▸ Exercise objective:
Reproduce the records starting at the first line and ending at the line containing "wS-frac2-num: 32·1 [387, 422, 443, 452]", replacing "localize" with "locate" and changing nothing else.

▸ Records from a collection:
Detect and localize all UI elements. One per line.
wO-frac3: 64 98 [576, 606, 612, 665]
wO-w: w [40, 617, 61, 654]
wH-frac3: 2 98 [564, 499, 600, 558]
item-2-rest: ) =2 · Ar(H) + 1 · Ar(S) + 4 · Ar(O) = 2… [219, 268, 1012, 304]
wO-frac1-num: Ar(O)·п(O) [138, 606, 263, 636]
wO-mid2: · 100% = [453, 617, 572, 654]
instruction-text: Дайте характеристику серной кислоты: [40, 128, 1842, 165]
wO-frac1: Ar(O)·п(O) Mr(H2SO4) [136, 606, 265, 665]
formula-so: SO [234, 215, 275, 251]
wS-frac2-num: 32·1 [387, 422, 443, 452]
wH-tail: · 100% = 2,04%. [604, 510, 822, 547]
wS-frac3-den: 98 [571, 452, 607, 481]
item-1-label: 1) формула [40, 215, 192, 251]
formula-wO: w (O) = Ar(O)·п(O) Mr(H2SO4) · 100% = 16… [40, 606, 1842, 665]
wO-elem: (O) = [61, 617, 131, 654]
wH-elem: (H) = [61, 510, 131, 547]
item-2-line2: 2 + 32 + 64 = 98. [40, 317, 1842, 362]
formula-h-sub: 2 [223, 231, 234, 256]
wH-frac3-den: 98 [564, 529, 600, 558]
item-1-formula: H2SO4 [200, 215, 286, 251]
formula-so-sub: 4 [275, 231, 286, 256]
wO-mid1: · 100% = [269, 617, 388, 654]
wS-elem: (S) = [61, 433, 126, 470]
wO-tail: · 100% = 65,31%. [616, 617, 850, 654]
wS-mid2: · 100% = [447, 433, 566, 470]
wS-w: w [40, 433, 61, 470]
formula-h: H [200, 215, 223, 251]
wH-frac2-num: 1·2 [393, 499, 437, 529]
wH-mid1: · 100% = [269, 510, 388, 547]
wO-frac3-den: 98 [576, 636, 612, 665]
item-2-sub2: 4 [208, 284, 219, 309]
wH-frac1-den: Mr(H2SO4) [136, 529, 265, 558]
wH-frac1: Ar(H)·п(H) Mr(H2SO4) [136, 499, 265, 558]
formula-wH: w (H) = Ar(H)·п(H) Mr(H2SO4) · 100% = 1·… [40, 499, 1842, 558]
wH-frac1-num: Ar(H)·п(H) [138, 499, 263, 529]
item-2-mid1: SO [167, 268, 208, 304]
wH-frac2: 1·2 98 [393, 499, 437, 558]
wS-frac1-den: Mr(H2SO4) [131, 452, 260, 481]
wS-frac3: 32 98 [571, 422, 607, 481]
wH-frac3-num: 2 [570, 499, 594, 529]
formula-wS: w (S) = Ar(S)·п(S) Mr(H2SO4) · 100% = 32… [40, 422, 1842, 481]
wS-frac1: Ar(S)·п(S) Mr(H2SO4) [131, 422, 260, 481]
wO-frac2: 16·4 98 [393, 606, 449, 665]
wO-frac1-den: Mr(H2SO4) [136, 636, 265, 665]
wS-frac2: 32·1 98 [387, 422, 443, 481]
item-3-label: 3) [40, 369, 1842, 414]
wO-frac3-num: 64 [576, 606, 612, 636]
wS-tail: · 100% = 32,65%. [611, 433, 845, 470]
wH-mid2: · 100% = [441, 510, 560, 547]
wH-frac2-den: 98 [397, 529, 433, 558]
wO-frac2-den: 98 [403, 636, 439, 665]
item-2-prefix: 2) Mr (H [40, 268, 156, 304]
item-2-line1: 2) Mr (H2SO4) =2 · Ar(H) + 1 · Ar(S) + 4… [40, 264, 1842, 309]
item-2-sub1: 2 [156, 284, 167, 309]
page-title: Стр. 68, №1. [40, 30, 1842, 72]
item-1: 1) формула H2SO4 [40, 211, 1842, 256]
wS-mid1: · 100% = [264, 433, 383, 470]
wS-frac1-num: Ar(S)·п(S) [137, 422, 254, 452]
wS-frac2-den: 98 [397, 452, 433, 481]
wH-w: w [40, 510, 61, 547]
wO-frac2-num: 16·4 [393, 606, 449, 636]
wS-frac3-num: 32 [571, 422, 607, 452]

▸ Response to this exercise:
Detect and locate all UI elements. One per line.
wO-frac3: 64 98 [576, 606, 612, 665]
wO-w: w [40, 617, 61, 654]
wH-frac3: 2 98 [564, 499, 600, 558]
item-2-rest: ) =2 · Ar(H) + 1 · Ar(S) + 4 · Ar(O) = 2… [219, 268, 1012, 304]
wO-frac1-num: Ar(O)·п(O) [138, 606, 263, 636]
wO-mid2: · 100% = [453, 617, 572, 654]
instruction-text: Дайте характеристику серной кислоты: [40, 128, 1842, 165]
wO-frac1: Ar(O)·п(O) Mr(H2SO4) [136, 606, 265, 665]
formula-so: SO [234, 215, 275, 251]
wS-frac2-num: 32·1 [387, 422, 443, 452]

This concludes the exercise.